**TASK DIRECTIONS**
Copy out, in full, every line below that contains the string "increase".

**SUPPLIED MATERIAL**
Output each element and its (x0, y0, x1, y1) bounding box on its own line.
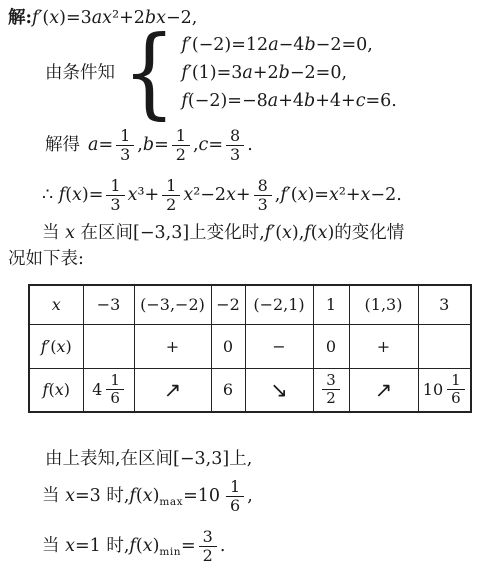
conclusion-line: 由上表知,在区间[−3,3]上, (45, 447, 252, 471)
fpx-cell: + (349, 324, 418, 368)
therefore-lead: ∴ f(x)= (42, 183, 103, 207)
equation-3: f(−2)=−8a+4b+4+c=6. (181, 87, 397, 115)
solve-period: . (247, 133, 253, 157)
condition-label: 由条件知 (45, 61, 115, 85)
equation-list: f′(−2)=12a−4b−2=0, f′(1)=3a+2b−2=0, f(−2… (181, 31, 397, 115)
solution-page: 解:f′(x)=3ax²+2bx−2, 由条件知 { f′(−2)=12a−4b… (0, 0, 500, 570)
min-line: 当 x=1 时, f(x) min = 32 . (42, 523, 225, 569)
fx-cell: 416 (83, 368, 134, 412)
x-cell: 3 (418, 285, 471, 324)
function-value-row: f(x) 416 ↗ 6 ↘ 32 ↗ 1016 (29, 368, 471, 412)
fpx-cell: + (134, 324, 211, 368)
x-cell: −2 (211, 285, 245, 324)
fpx-cell: 0 (313, 324, 349, 368)
fx-fraction-1: 13 (106, 177, 124, 214)
fx-fraction-2: 12 (162, 177, 180, 214)
fx-cell: 32 (313, 368, 349, 412)
fx-row-header: f(x) (29, 368, 83, 412)
fx-fraction-3: 83 (254, 177, 272, 214)
fx-term-2: x²−2x+ (183, 183, 250, 207)
equation-2: f′(1)=3a+2b−2=0, (181, 59, 397, 87)
x-cell: −3 (83, 285, 134, 324)
x-cell: (1,3) (349, 285, 418, 324)
min-subscript: min (159, 540, 181, 564)
fx-derivative-tail: ,f′(x)=x²+x−2. (275, 183, 402, 207)
fx-cell: 1016 (418, 368, 471, 412)
solution-label: 解: (8, 8, 32, 28)
min-value: 32 (199, 528, 217, 565)
equation-1: f′(−2)=12a−4b−2=0, (181, 31, 397, 59)
a-fraction: 13 (116, 127, 134, 164)
mixed-number: 1016 (423, 372, 466, 407)
fpx-cell: 0 (211, 324, 245, 368)
decrease-arrow-icon: ↘ (245, 368, 313, 412)
b-fraction: 12 (172, 127, 190, 164)
fpx-cell (83, 324, 134, 368)
increase-arrow-icon: ↗ (349, 368, 418, 412)
function-line: ∴ f(x)= 13 x³+ 12 x²−2x+ 83 ,f′(x)=x²+x−… (42, 172, 402, 218)
variation-table: x −3 (−3,−2) −2 (−2,1) 1 (1,3) 3 f′(x) +… (28, 284, 472, 413)
fpx-cell: − (245, 324, 313, 368)
table-intro-line-2: 况如下表: (8, 247, 84, 271)
x-row-header: x (29, 285, 83, 324)
b-equals: ,b= (137, 133, 168, 157)
x-cell: (−3,−2) (134, 285, 211, 324)
increase-arrow-icon: ↗ (134, 368, 211, 412)
fraction: 32 (322, 372, 340, 407)
solve-label: 解得 (45, 133, 80, 157)
fx-cell: 6 (211, 368, 245, 412)
max-value: 1016 (198, 478, 247, 515)
derivative-sign-row: f′(x) + 0 − 0 + (29, 324, 471, 368)
c-equals: ,c= (193, 133, 223, 157)
a-equals: a= (88, 133, 113, 157)
equation-system: 由条件知 { f′(−2)=12a−4b−2=0, f′(1)=3a+2b−2=… (45, 30, 397, 116)
fpx-row-header: f′(x) (29, 324, 83, 368)
fpx-cell (418, 324, 471, 368)
x-row: x −3 (−3,−2) −2 (−2,1) 1 (1,3) 3 (29, 285, 471, 324)
solve-line: 解得 a= 13 ,b= 12 ,c= 83 . (45, 122, 253, 168)
x-cell: (−2,1) (245, 285, 313, 324)
c-fraction: 83 (226, 127, 244, 164)
left-brace: { (123, 30, 176, 116)
max-subscript: max (159, 490, 183, 514)
table-intro-line-1: 当 x 在区间[−3,3]上变化时,f′(x),f(x)的变化情 (42, 221, 404, 245)
x-cell: 1 (313, 285, 349, 324)
max-line: 当 x=3 时, f(x) max = 1016 , (42, 473, 253, 519)
mixed-number: 416 (92, 372, 125, 407)
fx-term-1: x³+ (128, 183, 160, 207)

**COMPLETED TASK**
increase-arrow-icon: ↗ (349, 368, 418, 412)
increase-arrow-icon: ↗ (134, 368, 211, 412)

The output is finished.